→ **What is asked**:
Pull out every line with the word "upon".

----- Given entries

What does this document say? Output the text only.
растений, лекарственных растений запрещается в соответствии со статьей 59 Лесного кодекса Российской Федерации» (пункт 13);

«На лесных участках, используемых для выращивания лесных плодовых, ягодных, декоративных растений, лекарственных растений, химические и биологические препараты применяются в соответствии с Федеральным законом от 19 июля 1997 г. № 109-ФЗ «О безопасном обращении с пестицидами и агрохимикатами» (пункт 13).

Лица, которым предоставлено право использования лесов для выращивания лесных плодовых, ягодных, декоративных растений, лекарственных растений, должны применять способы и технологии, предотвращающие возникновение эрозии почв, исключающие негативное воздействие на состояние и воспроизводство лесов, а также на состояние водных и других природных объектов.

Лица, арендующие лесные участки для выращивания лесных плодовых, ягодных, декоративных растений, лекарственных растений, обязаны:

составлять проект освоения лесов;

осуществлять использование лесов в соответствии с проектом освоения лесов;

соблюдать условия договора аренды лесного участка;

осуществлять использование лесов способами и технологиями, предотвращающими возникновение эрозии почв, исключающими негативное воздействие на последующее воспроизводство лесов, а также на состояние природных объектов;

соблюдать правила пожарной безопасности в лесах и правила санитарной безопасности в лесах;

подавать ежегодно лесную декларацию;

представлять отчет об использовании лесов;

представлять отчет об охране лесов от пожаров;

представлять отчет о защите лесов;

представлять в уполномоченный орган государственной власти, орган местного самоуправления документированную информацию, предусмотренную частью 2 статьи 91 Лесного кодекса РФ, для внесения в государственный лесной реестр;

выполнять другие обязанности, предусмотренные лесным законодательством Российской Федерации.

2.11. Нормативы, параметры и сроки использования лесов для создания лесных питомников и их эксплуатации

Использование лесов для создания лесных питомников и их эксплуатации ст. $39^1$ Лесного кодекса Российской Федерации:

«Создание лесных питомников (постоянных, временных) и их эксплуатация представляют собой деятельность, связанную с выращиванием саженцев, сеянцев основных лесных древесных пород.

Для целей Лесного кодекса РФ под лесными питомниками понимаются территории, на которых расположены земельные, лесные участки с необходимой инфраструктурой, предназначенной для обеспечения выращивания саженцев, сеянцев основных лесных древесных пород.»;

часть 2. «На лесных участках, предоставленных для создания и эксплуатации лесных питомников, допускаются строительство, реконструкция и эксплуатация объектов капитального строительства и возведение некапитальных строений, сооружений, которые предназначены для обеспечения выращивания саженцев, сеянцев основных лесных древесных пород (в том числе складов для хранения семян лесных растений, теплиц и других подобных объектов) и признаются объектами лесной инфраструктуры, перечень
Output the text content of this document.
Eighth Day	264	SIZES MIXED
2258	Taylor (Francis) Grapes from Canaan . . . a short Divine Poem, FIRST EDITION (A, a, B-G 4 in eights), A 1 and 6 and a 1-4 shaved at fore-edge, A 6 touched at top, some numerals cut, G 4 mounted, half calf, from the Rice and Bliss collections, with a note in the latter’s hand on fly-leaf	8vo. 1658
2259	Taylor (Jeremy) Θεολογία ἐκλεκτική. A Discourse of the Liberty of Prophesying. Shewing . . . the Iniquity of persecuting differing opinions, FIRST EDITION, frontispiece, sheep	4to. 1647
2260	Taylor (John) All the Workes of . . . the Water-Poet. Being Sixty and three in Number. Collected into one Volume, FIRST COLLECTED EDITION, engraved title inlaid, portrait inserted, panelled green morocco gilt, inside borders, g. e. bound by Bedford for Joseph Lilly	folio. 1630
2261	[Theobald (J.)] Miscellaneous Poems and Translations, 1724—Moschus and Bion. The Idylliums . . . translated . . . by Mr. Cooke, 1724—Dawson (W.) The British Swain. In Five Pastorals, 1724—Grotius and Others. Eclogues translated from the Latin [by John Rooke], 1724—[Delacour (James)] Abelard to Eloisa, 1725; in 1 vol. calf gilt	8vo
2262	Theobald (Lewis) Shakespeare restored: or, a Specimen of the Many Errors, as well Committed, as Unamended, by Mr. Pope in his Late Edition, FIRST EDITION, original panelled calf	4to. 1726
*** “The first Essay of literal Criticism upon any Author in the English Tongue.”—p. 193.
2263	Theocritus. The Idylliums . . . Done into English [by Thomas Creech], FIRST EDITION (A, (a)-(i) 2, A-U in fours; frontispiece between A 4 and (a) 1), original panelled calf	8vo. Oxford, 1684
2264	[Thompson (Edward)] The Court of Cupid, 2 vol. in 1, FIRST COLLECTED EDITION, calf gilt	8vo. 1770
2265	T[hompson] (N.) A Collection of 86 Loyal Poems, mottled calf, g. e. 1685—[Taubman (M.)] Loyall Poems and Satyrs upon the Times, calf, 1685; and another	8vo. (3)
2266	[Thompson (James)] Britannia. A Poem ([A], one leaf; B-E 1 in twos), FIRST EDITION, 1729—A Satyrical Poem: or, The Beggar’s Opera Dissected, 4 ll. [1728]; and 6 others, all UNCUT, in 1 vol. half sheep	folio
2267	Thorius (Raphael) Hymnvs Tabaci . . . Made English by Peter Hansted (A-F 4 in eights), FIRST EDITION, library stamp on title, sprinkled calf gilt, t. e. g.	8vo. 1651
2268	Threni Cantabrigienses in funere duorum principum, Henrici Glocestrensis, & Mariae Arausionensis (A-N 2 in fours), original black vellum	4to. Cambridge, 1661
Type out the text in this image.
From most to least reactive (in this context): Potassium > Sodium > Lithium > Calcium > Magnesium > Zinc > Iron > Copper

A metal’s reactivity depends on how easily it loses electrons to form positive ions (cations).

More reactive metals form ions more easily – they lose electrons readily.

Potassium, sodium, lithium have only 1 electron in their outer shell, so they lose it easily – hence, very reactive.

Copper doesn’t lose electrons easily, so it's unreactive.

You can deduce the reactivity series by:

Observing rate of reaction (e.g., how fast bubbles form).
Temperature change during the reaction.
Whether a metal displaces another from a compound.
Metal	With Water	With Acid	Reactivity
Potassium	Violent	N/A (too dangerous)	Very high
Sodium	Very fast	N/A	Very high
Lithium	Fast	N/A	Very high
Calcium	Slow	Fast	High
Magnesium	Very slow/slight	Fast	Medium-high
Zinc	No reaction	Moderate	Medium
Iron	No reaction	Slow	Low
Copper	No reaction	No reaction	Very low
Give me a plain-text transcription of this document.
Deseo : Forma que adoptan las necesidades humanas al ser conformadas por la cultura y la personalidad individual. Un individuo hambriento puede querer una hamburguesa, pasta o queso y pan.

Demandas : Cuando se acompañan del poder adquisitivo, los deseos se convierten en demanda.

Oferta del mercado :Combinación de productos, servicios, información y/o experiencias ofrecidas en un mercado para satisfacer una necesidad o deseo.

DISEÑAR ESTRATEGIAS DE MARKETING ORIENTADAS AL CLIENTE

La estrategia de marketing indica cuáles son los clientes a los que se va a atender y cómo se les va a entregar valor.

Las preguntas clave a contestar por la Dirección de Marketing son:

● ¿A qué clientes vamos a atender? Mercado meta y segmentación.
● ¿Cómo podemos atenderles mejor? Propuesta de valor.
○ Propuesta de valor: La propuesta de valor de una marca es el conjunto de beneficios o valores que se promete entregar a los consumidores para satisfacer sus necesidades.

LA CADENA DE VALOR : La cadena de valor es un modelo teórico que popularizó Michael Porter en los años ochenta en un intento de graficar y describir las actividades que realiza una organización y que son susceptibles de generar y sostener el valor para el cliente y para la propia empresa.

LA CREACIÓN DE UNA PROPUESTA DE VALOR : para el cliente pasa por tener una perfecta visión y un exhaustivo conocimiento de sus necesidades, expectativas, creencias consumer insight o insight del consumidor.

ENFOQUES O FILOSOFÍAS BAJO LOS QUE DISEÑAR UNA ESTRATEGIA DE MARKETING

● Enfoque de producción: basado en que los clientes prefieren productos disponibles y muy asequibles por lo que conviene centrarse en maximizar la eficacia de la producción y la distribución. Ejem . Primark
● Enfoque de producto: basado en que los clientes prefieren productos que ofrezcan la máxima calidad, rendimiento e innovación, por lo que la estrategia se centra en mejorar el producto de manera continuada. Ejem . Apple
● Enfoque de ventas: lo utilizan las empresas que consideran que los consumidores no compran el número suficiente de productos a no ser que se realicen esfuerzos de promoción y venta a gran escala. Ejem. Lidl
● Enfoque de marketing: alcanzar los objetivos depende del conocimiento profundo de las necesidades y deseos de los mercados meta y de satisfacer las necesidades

----------

→ **Written answer**:
*** “The first Essay of literal Criticism upon any Author in the English Tongue.”—p. 193.
2265	T[hompson] (N.) A Collection of 86 Loyal Poems, mottled calf, g. e. 1685—[Taubman (M.)] Loyall Poems and Satyrs upon the Times, calf, 1685; and another	8vo. (3)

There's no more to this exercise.